## Begin SUPPLIED MATERIAL

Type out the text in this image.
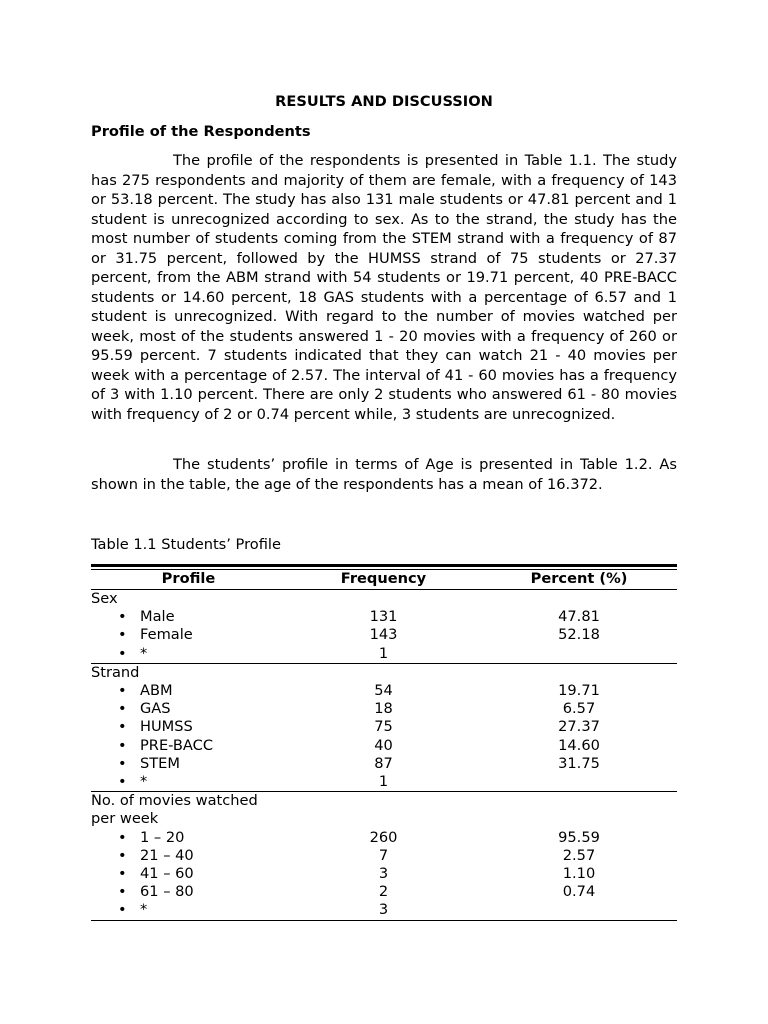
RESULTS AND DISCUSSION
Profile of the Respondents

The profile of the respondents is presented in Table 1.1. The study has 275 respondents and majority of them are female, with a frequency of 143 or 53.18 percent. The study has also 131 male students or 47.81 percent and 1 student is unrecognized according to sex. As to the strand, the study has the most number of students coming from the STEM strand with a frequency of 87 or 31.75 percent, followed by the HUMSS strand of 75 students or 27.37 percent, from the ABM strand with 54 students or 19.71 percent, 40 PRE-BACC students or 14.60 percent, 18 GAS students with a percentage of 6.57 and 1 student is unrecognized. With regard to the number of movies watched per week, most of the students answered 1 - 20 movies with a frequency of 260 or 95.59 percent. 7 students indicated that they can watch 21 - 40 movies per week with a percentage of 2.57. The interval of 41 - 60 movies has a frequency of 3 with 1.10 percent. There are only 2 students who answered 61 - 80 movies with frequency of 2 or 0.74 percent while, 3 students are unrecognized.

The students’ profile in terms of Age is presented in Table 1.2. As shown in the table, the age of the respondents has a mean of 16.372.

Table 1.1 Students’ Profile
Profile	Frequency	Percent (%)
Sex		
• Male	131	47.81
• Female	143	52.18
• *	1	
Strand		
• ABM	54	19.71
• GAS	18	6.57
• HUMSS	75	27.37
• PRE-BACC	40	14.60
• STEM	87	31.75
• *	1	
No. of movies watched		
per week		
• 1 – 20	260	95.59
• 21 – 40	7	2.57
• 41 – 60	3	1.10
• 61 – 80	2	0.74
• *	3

## End SUPPLIED MATERIAL

◆ INSTRUCTIONS TO FOLLOW
Set the entries down again exactly. Do not include the images.

◆ TASK SOLUTION
Type out the text in this image.
RESULTS AND DISCUSSION
Profile of the Respondents

The profile of the respondents is presented in Table 1.1. The study has 275 respondents and majority of them are female, with a frequency of 143 or 53.18 percent. The study has also 131 male students or 47.81 percent and 1 student is unrecognized according to sex. As to the strand, the study has the most number of students coming from the STEM strand with a frequency of 87 or 31.75 percent, followed by the HUMSS strand of 75 students or 27.37 percent, from the ABM strand with 54 students or 19.71 percent, 40 PRE-BACC students or 14.60 percent, 18 GAS students with a percentage of 6.57 and 1 student is unrecognized. With regard to the number of movies watched per week, most of the students answered 1 - 20 movies with a frequency of 260 or 95.59 percent. 7 students indicated that they can watch 21 - 40 movies per week with a percentage of 2.57. The interval of 41 - 60 movies has a frequency of 3 with 1.10 percent. There are only 2 students who answered 61 - 80 movies with frequency of 2 or 0.74 percent while, 3 students are unrecognized.

The students’ profile in terms of Age is presented in Table 1.2. As shown in the table, the age of the respondents has a mean of 16.372.

Table 1.1 Students’ Profile
Profile	Frequency	Percent (%)
Sex		
• Male	131	47.81
• Female	143	52.18
• *	1	
Strand		
• ABM	54	19.71
• GAS	18	6.57
• HUMSS	75	27.37
• PRE-BACC	40	14.60
• STEM	87	31.75
• *	1	
No. of movies watched		
per week		
• 1 – 20	260	95.59
• 21 – 40	7	2.57
• 41 – 60	3	1.10
• 61 – 80	2	0.74
• *	3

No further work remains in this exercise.